--- Excerpted records ---

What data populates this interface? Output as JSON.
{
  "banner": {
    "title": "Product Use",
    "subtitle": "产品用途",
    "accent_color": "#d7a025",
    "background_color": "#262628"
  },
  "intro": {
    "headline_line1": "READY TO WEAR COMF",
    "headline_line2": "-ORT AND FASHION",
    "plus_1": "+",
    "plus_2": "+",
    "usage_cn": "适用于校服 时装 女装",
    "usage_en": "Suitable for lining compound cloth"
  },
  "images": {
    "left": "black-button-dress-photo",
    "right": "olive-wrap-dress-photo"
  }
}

---

- [What this task involves]: Give a word-for-word copy of the records.

- [Expected answer]:
What data populates this interface? Output as JSON.
{
  "banner": {
    "title": "Product Use",
    "subtitle": "产品用途",
    "accent_color": "#d7a025",
    "background_color": "#262628"
  },
  "intro": {
    "headline_line1": "READY TO WEAR COMF",
    "headline_line2": "-ORT AND FASHION",
    "plus_1": "+",
    "plus_2": "+",
    "usage_cn": "适用于校服 时装 女装",
    "usage_en": "Suitable for lining compound cloth"
  },
  "images": {
    "left": "black-button-dress-photo",
    "right": "olive-wrap-dress-photo"
  }
}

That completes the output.